╭──

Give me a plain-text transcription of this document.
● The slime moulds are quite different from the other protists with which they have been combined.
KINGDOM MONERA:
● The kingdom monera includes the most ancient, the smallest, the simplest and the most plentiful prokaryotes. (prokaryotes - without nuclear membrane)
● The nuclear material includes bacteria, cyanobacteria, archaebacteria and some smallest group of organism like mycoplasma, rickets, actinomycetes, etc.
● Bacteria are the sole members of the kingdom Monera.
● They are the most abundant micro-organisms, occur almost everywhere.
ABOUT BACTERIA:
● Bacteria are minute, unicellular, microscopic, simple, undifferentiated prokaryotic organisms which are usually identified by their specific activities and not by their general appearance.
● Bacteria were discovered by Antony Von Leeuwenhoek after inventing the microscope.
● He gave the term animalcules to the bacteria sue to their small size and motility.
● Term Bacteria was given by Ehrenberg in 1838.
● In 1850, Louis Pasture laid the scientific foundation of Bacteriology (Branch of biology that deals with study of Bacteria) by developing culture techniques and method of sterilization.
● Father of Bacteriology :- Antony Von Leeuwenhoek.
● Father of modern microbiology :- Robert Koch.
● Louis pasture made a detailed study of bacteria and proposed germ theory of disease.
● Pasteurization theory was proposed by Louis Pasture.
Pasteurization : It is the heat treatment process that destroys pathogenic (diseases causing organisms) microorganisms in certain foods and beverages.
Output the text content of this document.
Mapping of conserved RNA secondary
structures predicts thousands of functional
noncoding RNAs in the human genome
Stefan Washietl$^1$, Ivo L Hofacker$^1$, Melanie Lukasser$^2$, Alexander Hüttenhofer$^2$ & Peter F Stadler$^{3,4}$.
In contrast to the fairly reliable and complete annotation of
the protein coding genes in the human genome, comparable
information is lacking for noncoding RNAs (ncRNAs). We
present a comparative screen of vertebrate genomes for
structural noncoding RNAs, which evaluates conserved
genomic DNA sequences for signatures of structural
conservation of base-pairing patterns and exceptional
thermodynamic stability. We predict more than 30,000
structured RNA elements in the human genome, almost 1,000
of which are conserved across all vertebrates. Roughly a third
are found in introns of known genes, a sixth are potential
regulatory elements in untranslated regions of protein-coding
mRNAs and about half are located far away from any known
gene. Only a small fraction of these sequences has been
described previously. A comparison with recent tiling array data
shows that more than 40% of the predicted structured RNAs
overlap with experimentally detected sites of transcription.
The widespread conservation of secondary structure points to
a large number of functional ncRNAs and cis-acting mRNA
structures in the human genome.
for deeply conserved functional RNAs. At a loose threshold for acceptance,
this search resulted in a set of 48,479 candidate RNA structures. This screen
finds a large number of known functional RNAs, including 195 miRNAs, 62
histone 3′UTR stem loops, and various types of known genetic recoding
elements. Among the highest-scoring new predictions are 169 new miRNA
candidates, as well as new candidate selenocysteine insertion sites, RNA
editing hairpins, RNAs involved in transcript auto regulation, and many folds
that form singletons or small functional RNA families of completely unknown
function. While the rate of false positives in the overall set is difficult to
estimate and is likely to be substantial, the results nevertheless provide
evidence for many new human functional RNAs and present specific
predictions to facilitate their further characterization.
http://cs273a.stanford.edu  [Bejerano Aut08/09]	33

╰──

• WHAT TO WORK ON:
All lines of the data above that include the word "proposed" must be shown.

• PROBLEM SOLUTION:
● Louis pasture made a detailed study of bacteria and proposed germ theory of disease.
● Pasteurization theory was proposed by Louis Pasture.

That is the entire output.